*WHAT TO PRODUCE*
Answer with a single number: the count of lines that hold "Acetic".

*EXCERPTED RECORDS*
━━━━━━━━━━━━━━━━━━━━━━━━━━━━━━
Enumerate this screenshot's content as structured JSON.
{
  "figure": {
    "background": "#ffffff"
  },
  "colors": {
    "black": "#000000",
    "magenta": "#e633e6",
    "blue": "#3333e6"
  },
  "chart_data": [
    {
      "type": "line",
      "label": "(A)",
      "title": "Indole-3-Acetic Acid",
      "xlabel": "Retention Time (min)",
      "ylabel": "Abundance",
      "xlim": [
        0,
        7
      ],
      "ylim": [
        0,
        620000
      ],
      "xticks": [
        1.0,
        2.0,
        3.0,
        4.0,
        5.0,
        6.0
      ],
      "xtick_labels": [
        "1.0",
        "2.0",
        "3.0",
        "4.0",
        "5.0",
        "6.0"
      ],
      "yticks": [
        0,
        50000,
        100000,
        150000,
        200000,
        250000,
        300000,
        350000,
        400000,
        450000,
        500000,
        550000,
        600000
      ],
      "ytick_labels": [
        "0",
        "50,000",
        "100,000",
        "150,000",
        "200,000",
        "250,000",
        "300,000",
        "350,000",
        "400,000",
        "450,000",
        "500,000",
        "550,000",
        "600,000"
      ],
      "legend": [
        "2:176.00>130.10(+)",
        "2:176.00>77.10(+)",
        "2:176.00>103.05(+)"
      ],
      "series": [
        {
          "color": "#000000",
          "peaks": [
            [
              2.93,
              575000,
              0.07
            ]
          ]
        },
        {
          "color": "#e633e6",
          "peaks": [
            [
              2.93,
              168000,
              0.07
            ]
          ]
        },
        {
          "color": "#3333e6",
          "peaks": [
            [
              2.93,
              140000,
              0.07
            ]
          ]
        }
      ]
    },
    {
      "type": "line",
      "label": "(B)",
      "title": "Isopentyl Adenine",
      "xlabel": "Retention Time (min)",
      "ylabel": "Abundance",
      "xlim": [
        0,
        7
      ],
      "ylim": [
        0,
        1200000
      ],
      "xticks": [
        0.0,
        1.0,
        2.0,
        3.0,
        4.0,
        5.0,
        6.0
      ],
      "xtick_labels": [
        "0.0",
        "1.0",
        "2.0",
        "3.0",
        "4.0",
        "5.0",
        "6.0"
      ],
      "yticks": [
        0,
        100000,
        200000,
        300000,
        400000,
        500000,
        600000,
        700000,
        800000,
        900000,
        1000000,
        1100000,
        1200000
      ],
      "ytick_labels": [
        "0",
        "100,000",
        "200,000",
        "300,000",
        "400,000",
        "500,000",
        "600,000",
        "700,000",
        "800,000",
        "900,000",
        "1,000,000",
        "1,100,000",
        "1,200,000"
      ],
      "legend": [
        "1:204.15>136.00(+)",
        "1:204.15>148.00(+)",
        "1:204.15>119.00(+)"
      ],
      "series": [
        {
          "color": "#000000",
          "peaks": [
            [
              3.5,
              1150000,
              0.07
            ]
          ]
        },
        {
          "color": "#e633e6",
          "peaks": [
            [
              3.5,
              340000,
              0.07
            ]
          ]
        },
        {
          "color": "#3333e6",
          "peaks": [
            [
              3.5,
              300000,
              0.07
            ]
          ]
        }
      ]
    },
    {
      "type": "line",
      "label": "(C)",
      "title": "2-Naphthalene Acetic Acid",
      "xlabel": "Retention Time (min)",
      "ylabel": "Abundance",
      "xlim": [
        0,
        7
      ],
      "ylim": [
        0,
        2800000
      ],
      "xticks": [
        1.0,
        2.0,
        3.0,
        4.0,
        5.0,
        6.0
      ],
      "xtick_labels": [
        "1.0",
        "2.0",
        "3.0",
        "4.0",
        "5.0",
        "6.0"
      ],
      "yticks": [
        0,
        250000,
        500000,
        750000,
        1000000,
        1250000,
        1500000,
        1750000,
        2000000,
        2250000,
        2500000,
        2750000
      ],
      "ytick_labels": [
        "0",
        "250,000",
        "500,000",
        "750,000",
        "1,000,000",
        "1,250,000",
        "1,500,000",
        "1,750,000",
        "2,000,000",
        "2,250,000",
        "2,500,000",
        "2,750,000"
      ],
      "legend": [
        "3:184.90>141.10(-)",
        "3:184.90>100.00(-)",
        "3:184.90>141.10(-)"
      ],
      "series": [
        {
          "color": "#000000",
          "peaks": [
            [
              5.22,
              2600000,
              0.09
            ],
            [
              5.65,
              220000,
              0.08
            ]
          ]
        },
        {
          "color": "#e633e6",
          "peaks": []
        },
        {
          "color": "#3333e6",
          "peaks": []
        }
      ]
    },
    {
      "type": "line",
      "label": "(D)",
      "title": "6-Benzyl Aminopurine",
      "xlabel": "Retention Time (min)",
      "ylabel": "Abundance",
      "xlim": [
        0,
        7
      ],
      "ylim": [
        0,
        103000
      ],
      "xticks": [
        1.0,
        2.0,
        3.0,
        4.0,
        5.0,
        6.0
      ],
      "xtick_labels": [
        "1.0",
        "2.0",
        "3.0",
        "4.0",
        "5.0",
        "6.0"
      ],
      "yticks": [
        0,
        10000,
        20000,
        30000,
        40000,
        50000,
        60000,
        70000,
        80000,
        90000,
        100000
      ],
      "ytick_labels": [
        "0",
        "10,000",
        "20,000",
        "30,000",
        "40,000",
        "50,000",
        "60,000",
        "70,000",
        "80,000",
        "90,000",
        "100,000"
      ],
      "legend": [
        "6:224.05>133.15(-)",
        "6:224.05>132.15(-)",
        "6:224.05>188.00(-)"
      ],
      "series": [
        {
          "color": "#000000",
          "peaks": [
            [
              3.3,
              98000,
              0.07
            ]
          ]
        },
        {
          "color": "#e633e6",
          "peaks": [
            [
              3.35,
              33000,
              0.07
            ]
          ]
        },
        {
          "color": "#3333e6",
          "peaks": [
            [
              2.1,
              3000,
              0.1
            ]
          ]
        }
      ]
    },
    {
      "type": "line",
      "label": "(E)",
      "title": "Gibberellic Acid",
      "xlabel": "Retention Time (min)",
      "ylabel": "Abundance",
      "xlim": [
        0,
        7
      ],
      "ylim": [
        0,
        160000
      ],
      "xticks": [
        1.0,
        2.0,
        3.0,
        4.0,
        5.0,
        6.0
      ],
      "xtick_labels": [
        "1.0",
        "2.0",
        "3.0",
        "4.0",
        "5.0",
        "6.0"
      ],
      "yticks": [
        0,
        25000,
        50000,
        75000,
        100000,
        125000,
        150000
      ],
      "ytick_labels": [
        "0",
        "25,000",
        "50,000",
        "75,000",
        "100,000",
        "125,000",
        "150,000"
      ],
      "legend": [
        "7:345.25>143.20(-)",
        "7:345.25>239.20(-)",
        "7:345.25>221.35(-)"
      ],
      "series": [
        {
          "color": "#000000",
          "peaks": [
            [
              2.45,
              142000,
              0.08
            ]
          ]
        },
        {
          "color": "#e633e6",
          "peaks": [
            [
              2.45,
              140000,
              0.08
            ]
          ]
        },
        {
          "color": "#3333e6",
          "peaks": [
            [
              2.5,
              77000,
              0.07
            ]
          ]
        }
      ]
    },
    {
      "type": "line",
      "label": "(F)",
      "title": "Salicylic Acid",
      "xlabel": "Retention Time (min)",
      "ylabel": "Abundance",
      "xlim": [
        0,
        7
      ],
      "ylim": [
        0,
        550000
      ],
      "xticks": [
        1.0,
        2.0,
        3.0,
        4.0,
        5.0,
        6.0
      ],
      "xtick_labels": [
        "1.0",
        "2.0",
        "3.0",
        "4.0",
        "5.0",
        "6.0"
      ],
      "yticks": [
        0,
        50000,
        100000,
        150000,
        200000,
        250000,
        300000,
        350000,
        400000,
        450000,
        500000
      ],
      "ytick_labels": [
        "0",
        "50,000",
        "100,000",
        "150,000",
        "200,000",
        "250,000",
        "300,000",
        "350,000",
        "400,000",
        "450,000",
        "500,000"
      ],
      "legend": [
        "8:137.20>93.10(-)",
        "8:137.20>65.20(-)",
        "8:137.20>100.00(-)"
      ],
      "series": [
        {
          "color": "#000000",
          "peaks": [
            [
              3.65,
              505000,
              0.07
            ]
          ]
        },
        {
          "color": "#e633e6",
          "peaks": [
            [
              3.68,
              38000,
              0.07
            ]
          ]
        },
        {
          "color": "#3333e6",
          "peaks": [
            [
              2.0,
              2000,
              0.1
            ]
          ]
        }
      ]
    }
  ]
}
━━━━━━━━━━━━━━━━━━━━━━━━━━━━━━
*THE COMPLETED TASK*
2